Look below for the line with "Transcribe the text in this document.", then repeat it and all lines after it, exactly, minus any pictures.

(Records contained in a dataset)
========================================
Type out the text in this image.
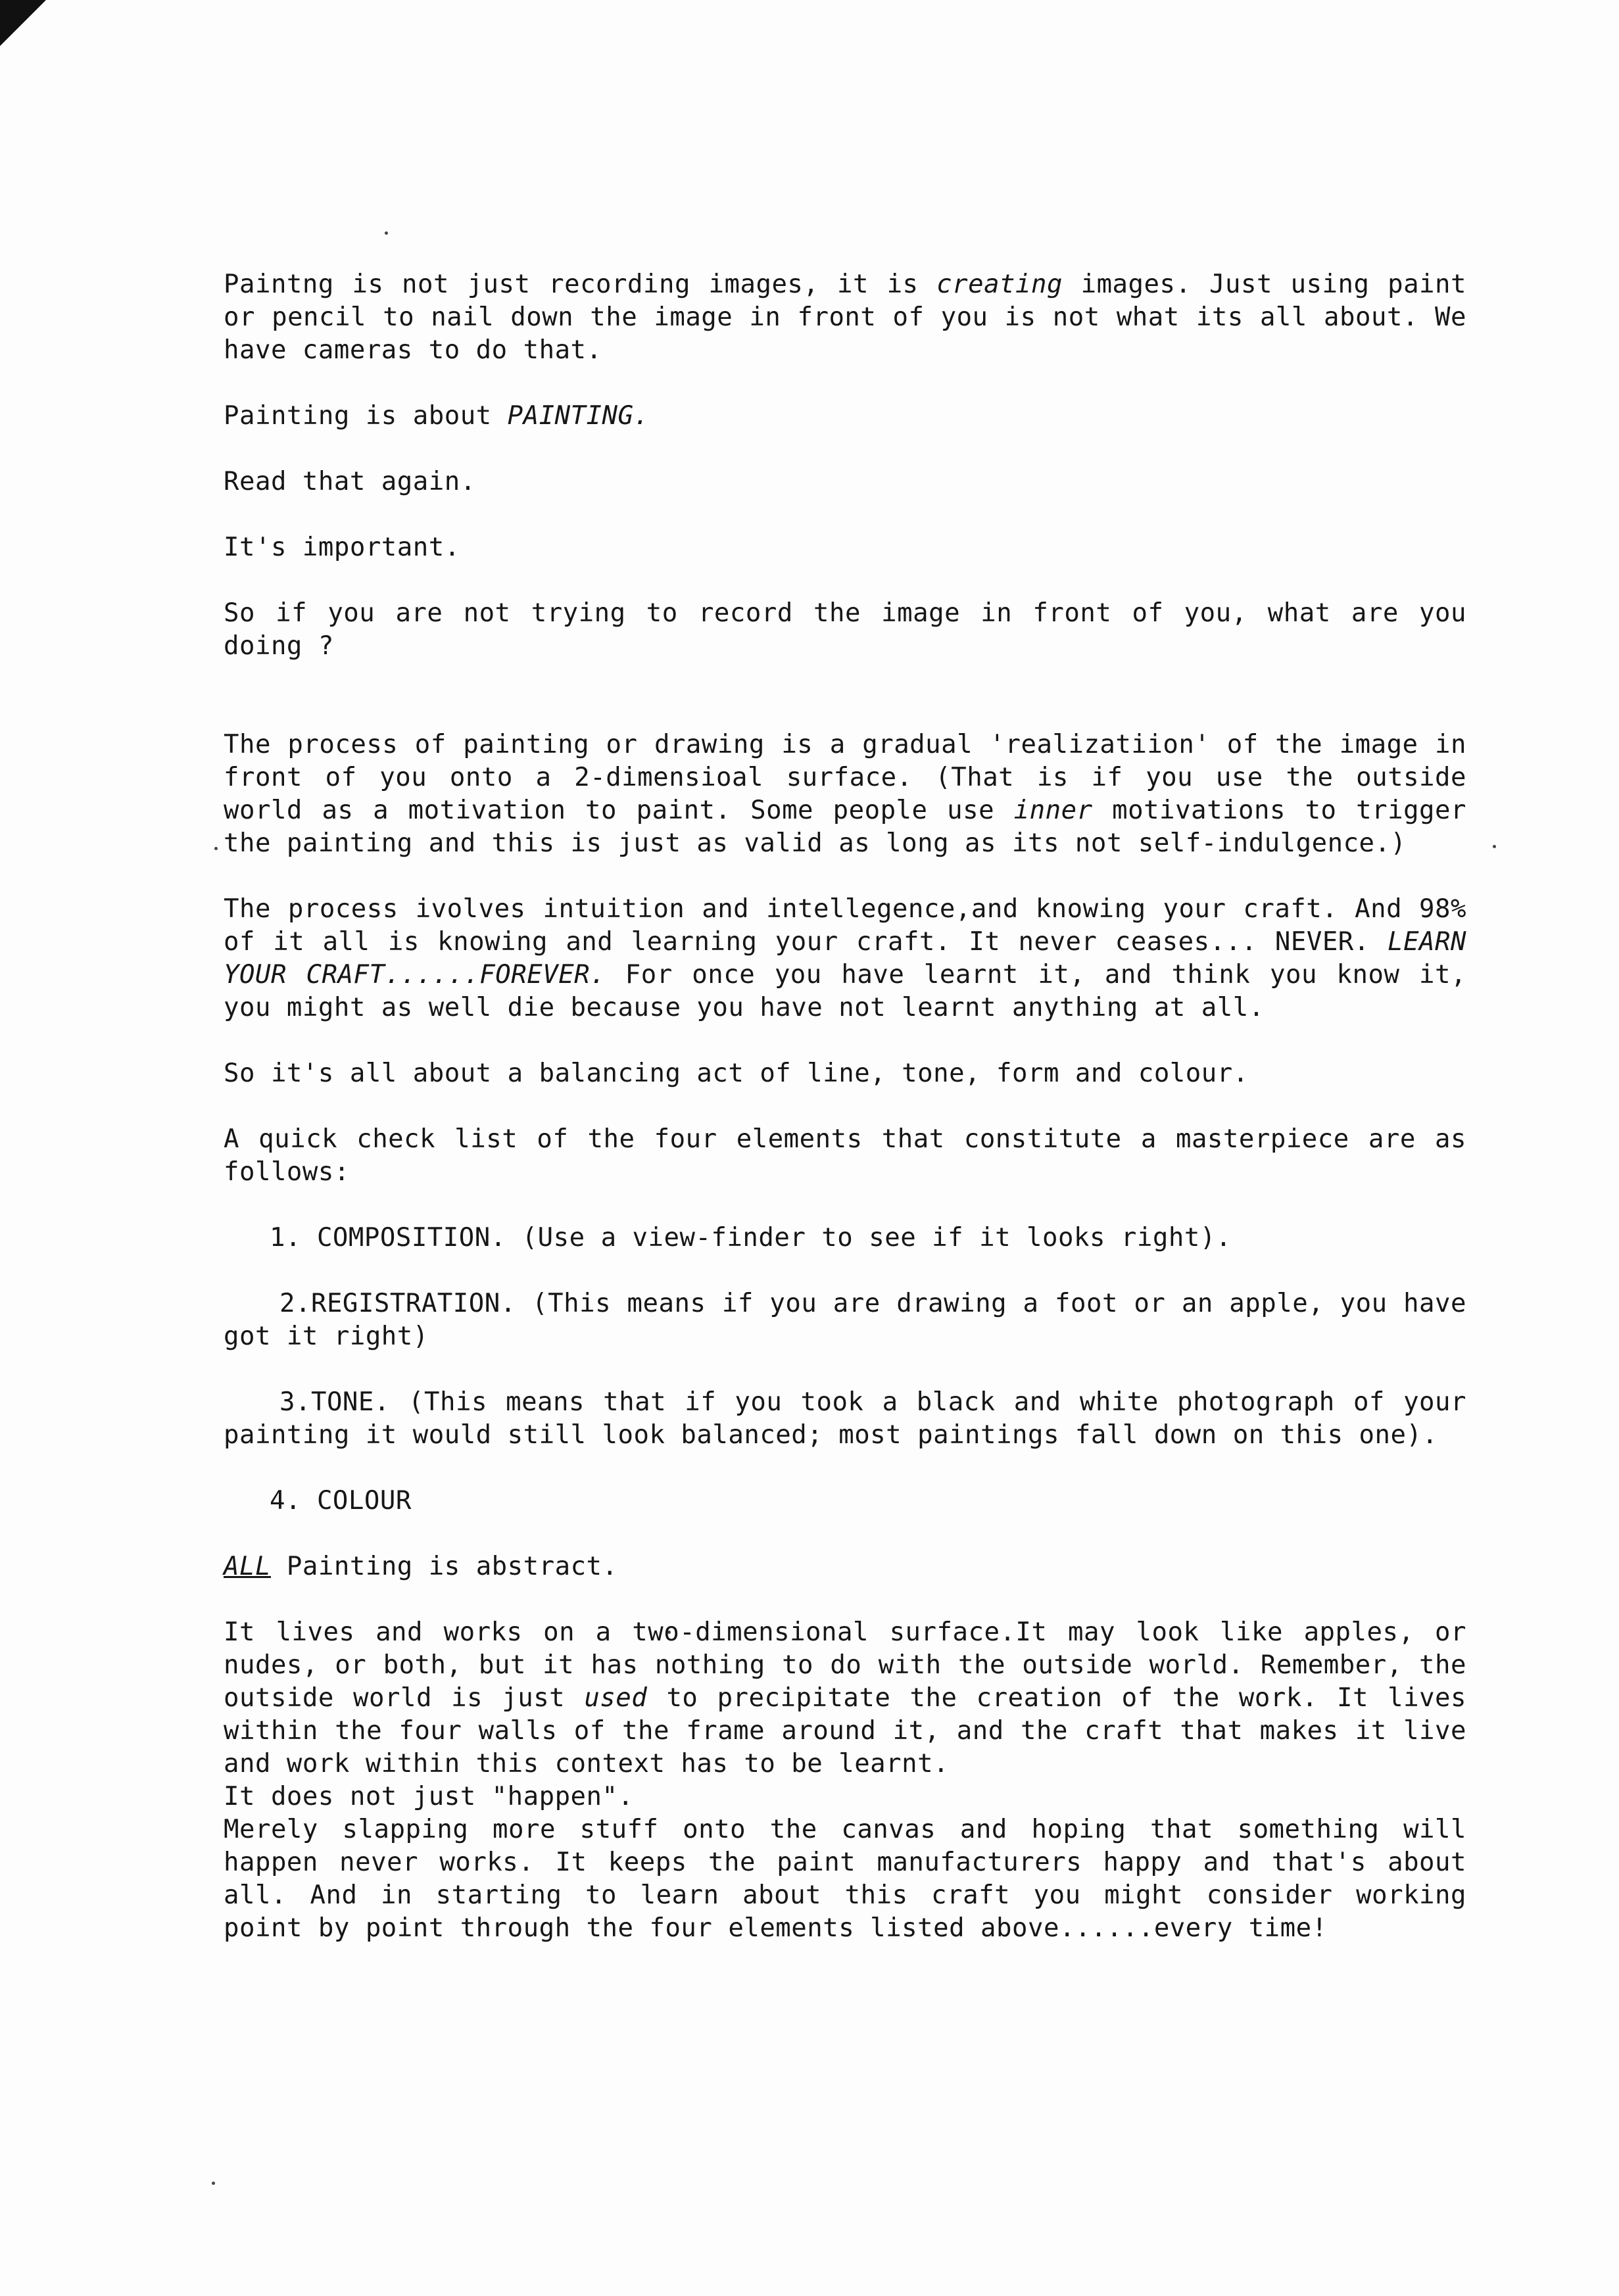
Paintng is not just recording images, it is creating images. Just using paint or pencil to nail down the image in front of you is not what its all about. We have cameras to do that.

Painting is about PAINTING.

Read that again.

It's important.

So if you are not trying to record the image in front of you, what are you doing ?

The process of painting or drawing is a gradual 'realizatiion' of the image in front of you onto a 2-dimensioal surface. (That is if you use the outside world as a motivation to paint. Some people use inner motivations to trigger the painting and this is just as valid as long as its not self-indulgence.)

The process ivolves intuition and intellegence,and knowing your craft. And 98% of it all is knowing and learning your craft. It never ceases... NEVER. LEARN YOUR CRAFT......FOREVER. For once you have learnt it, and think you know it, you might as well die because you have not learnt anything at all.

So it's all about a balancing act of line, tone, form and colour.

A quick check list of the four elements that constitute a masterpiece are as follows:

1. COMPOSITION. (Use a view-finder to see if it looks right).

2.REGISTRATION. (This means if you are drawing a foot or an apple, you have got it right)

3.TONE. (This means that if you took a black and white photograph of your painting it would still look balanced; most paintings fall down on this one).

4. COLOUR

ALL Painting is abstract.

It lives and works on a two-dimensional surface.It may look like apples, or nudes, or both, but it has nothing to do with the outside world. Remember, the outside world is just used to precipitate the creation of the work. It lives within the four walls of the frame around it, and the craft that makes it live and work within this context has to be learnt.

It does not just "happen".

Merely slapping more stuff onto the canvas and hoping that something will happen never works. It keeps the paint manufacturers happy and that's about all. And in starting to learn about this craft you might consider working point by point through the four elements listed above......every time!
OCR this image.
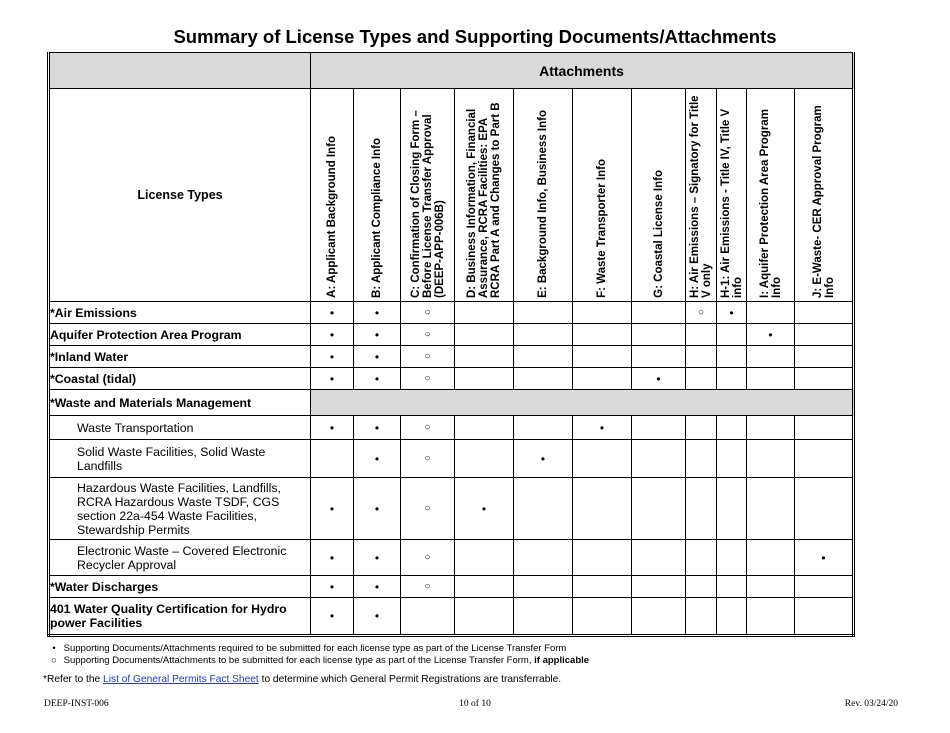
Summary of License Types and Supporting Documents/Attachments
	Attachments										
License Types	A: Applicant Background Info	B: Applicant Compliance Info	C: Confirmation of Closing Form – Before License Transfer Approval (DEEP-APP-006B)	D: Business Information, Financial Assurance, RCRA Facilities: EPA RCRA Part A and Changes to Part B	E: Background Info, Business Info	F: Waste Transporter Info	G: Coastal License Info	H: Air Emissions – Signatory for Title V only	H-1: Air Emissions - Title IV, Title V info	I: Aquifer Protection Area Program Info	J: E-Waste- CER Approval Program Info

*Air Emissions	•	•	○					○	•		
Aquifer Protection Area Program	•	•	○							•	
*Inland Water	•	•	○								
*Coastal (tidal)	•	•	○				•				
*Waste and Materials Management											
Waste Transportation	•	•	○			•					
Solid Waste Facilities, Solid Waste Landfills		•	○		•						
Hazardous Waste Facilities, Landfills, RCRA Hazardous Waste TSDF, CGS section 22a-454 Waste Facilities, Stewardship Permits	•	•	○	•							
Electronic Waste – Covered Electronic Recycler Approval	•	•	○								•
*Water Discharges	•	•	○								
401 Water Quality Certification for Hydro power Facilities	•	•									
• Supporting Documents/Attachments required to be submitted for each license type as part of the License Transfer Form
○ Supporting Documents/Attachments to be submitted for each license type as part of the License Transfer Form, if applicable
*Refer to the List of General Permits Fact Sheet to determine which General Permit Registrations are transferrable.
DEEP-INST-006	10 of 10	Rev. 03/24/20
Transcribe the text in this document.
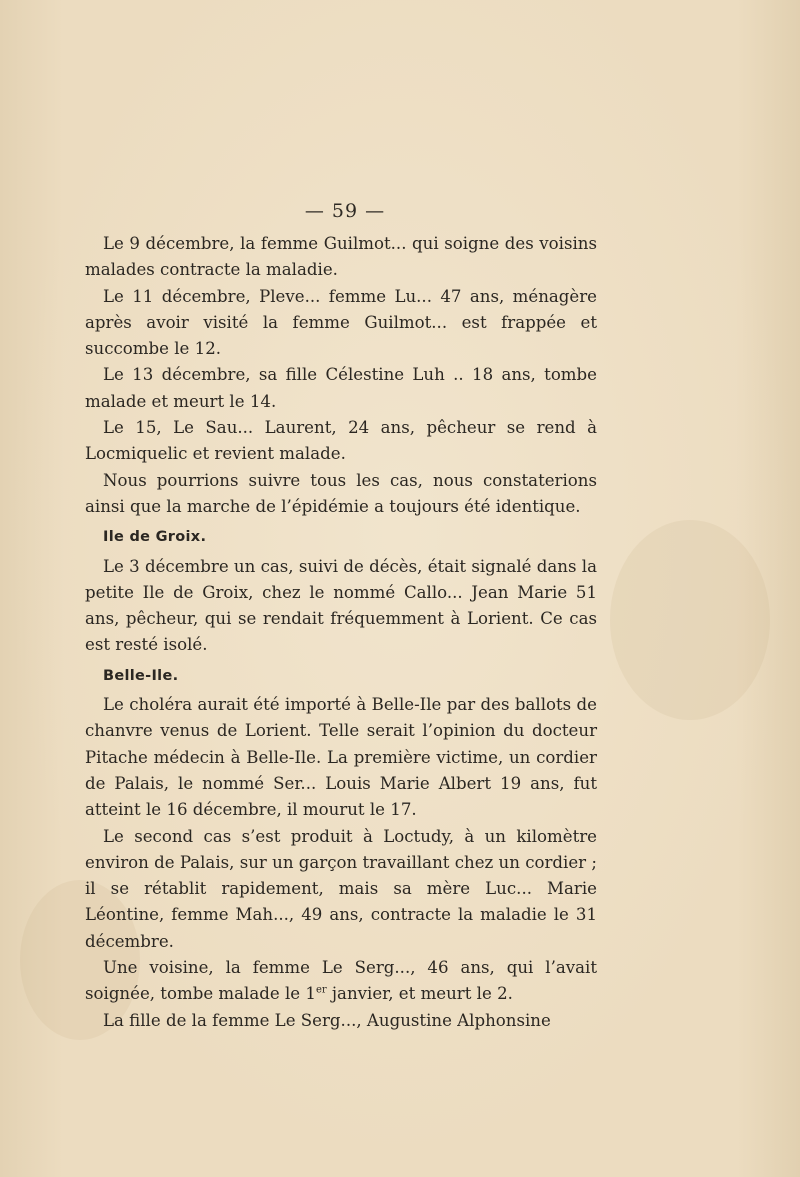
— 59 —

Le 9 décembre, la femme Guilmot... qui soigne des voisins malades contracte la maladie.

Le 11 décembre, Pleve... femme Lu... 47 ans, ménagère après avoir visité la femme Guilmot... est frappée et succombe le 12.

Le 13 décembre, sa fille Célestine Luh .. 18 ans, tombe malade et meurt le 14.

Le 15, Le Sau... Laurent, 24 ans, pêcheur se rend à Locmiquelic et revient malade.

Nous pourrions suivre tous les cas, nous constaterions ainsi que la marche de l’épidémie a toujours été identique.

Ile de Groix.

Le 3 décembre un cas, suivi de décès, était signalé dans la petite Ile de Groix, chez le nommé Callo... Jean Marie 51 ans, pêcheur, qui se rendait fréquemment à Lorient. Ce cas est resté isolé.

Belle-Ile.

Le choléra aurait été importé à Belle-Ile par des ballots de chanvre venus de Lorient. Telle serait l’opinion du docteur Pitache médecin à Belle-Ile. La première victime, un cordier de Palais, le nommé Ser... Louis Marie Albert 19 ans, fut atteint le 16 décembre, il mourut le 17.

Le second cas s’est produit à Loctudy, à un kilomètre environ de Palais, sur un garçon travaillant chez un cordier ; il se rétablit rapidement, mais sa mère Luc... Marie Léontine, femme Mah..., 49 ans, contracte la maladie le 31 décembre.

Une voisine, la femme Le Serg..., 46 ans, qui l’avait soignée, tombe malade le 1er janvier, et meurt le 2.

La fille de la femme Le Serg..., Augustine Alphonsine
========================================
### Solution for this problem
Transcribe the text in this document.
— 59 —

Le 9 décembre, la femme Guilmot... qui soigne des voisins malades contracte la maladie.

Le 11 décembre, Pleve... femme Lu... 47 ans, ménagère après avoir visité la femme Guilmot... est frappée et succombe le 12.

Le 13 décembre, sa fille Célestine Luh .. 18 ans, tombe malade et meurt le 14.

Le 15, Le Sau... Laurent, 24 ans, pêcheur se rend à Locmiquelic et revient malade.

Nous pourrions suivre tous les cas, nous constaterions ainsi que la marche de l’épidémie a toujours été identique.

Ile de Groix.

Le 3 décembre un cas, suivi de décès, était signalé dans la petite Ile de Groix, chez le nommé Callo... Jean Marie 51 ans, pêcheur, qui se rendait fréquemment à Lorient. Ce cas est resté isolé.

Belle-Ile.

Le choléra aurait été importé à Belle-Ile par des ballots de chanvre venus de Lorient. Telle serait l’opinion du docteur Pitache médecin à Belle-Ile. La première victime, un cordier de Palais, le nommé Ser... Louis Marie Albert 19 ans, fut atteint le 16 décembre, il mourut le 17.

Le second cas s’est produit à Loctudy, à un kilomètre environ de Palais, sur un garçon travaillant chez un cordier ; il se rétablit rapidement, mais sa mère Luc... Marie Léontine, femme Mah..., 49 ans, contracte la maladie le 31 décembre.

Une voisine, la femme Le Serg..., 46 ans, qui l’avait soignée, tombe malade le 1er janvier, et meurt le 2.

La fille de la femme Le Serg..., Augustine Alphonsine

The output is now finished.